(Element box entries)
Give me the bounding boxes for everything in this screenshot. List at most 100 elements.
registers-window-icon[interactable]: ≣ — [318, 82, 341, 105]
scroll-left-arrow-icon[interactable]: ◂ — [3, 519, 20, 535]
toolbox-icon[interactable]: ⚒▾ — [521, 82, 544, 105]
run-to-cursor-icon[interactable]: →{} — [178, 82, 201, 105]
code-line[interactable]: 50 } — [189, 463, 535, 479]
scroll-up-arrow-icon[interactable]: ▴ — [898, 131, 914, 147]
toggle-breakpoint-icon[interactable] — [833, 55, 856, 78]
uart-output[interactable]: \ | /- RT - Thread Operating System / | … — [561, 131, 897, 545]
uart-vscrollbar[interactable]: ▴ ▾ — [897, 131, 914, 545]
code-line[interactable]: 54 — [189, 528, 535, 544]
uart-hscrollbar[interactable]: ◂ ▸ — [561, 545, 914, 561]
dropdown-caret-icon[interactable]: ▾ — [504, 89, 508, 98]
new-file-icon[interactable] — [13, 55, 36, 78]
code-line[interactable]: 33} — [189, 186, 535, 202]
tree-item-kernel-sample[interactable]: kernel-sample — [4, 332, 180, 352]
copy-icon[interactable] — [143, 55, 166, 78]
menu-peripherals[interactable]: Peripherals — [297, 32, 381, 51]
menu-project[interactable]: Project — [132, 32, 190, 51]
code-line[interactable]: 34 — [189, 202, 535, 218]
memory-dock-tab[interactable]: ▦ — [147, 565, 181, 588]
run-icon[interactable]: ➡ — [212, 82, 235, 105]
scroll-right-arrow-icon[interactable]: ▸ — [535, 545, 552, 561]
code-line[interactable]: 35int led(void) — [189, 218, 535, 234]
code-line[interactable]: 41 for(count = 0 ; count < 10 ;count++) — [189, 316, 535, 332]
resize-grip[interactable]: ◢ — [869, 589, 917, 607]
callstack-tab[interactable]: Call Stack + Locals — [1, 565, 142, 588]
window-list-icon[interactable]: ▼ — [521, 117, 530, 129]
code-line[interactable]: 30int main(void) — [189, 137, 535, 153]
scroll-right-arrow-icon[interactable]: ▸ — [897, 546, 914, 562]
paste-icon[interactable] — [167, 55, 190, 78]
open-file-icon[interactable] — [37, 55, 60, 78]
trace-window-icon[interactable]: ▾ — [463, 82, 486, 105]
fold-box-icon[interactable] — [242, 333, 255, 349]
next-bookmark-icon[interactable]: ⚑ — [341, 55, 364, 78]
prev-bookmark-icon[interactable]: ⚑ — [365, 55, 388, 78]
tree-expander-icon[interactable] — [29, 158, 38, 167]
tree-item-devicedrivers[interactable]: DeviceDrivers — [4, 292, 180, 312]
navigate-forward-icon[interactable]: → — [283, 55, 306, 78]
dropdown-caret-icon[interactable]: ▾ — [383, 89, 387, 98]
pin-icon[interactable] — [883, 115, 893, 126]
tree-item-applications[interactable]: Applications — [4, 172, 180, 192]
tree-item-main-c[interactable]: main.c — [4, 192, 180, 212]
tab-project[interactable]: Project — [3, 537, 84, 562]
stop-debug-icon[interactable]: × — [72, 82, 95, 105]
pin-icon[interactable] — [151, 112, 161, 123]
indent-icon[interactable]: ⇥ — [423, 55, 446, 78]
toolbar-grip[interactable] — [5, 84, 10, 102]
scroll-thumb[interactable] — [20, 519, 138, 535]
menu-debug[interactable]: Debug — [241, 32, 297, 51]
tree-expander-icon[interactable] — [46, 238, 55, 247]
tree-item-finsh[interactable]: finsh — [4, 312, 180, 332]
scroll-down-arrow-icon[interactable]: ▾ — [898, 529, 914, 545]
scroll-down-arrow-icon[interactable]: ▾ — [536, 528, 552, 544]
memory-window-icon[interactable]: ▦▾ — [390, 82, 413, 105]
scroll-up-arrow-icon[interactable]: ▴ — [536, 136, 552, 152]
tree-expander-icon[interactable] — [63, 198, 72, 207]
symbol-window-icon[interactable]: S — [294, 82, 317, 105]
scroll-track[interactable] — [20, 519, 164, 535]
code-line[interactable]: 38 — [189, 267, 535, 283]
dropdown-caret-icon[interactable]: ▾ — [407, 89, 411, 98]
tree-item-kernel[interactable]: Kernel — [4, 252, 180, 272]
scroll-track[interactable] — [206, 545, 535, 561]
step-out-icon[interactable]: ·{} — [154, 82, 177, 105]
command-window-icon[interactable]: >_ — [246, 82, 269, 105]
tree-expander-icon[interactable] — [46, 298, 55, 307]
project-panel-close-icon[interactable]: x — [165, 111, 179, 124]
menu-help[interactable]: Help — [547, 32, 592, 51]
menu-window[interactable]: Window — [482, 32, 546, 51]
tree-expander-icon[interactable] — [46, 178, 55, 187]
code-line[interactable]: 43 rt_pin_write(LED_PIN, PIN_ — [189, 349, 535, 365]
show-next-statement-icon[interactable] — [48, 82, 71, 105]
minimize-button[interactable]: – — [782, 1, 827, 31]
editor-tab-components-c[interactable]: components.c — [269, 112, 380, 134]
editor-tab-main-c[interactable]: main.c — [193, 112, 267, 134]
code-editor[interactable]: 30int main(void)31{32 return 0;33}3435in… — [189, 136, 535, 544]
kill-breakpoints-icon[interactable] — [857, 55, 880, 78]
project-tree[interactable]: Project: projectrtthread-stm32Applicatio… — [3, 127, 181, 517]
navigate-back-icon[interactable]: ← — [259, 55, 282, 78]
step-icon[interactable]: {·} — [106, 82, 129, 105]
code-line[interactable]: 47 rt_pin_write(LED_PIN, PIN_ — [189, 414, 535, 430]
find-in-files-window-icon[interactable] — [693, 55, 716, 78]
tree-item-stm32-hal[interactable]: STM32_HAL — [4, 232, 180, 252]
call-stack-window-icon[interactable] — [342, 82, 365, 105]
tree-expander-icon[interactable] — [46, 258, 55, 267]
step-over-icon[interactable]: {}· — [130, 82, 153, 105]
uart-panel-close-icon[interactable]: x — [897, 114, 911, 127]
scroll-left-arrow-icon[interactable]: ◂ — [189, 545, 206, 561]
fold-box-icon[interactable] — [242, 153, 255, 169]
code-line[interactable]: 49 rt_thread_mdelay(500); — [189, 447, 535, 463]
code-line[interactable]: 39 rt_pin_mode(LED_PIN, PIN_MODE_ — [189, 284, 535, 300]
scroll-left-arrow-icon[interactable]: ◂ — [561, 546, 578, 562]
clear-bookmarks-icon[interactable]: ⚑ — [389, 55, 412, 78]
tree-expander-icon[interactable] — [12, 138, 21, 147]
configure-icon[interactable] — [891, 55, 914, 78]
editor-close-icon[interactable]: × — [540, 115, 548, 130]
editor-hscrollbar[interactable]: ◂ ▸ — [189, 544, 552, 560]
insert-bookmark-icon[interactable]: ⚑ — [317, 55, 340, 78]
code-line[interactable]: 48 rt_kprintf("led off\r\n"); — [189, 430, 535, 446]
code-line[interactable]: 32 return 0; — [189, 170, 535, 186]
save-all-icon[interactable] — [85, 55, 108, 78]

### Objective
Print the entries above from the first line through the line containing "uart-vscrollbar[interactable]: ▴ ▾", inclusive, reproducing each line unchanged.

### Solution to this problem
Give me the bounding boxes for everything in this screenshot. List at most 100 elements.
registers-window-icon[interactable]: ≣ — [318, 82, 341, 105]
scroll-left-arrow-icon[interactable]: ◂ — [3, 519, 20, 535]
toolbox-icon[interactable]: ⚒▾ — [521, 82, 544, 105]
run-to-cursor-icon[interactable]: →{} — [178, 82, 201, 105]
code-line[interactable]: 50 } — [189, 463, 535, 479]
scroll-up-arrow-icon[interactable]: ▴ — [898, 131, 914, 147]
toggle-breakpoint-icon[interactable] — [833, 55, 856, 78]
uart-output[interactable]: \ | /- RT - Thread Operating System / | … — [561, 131, 897, 545]
uart-vscrollbar[interactable]: ▴ ▾ — [897, 131, 914, 545]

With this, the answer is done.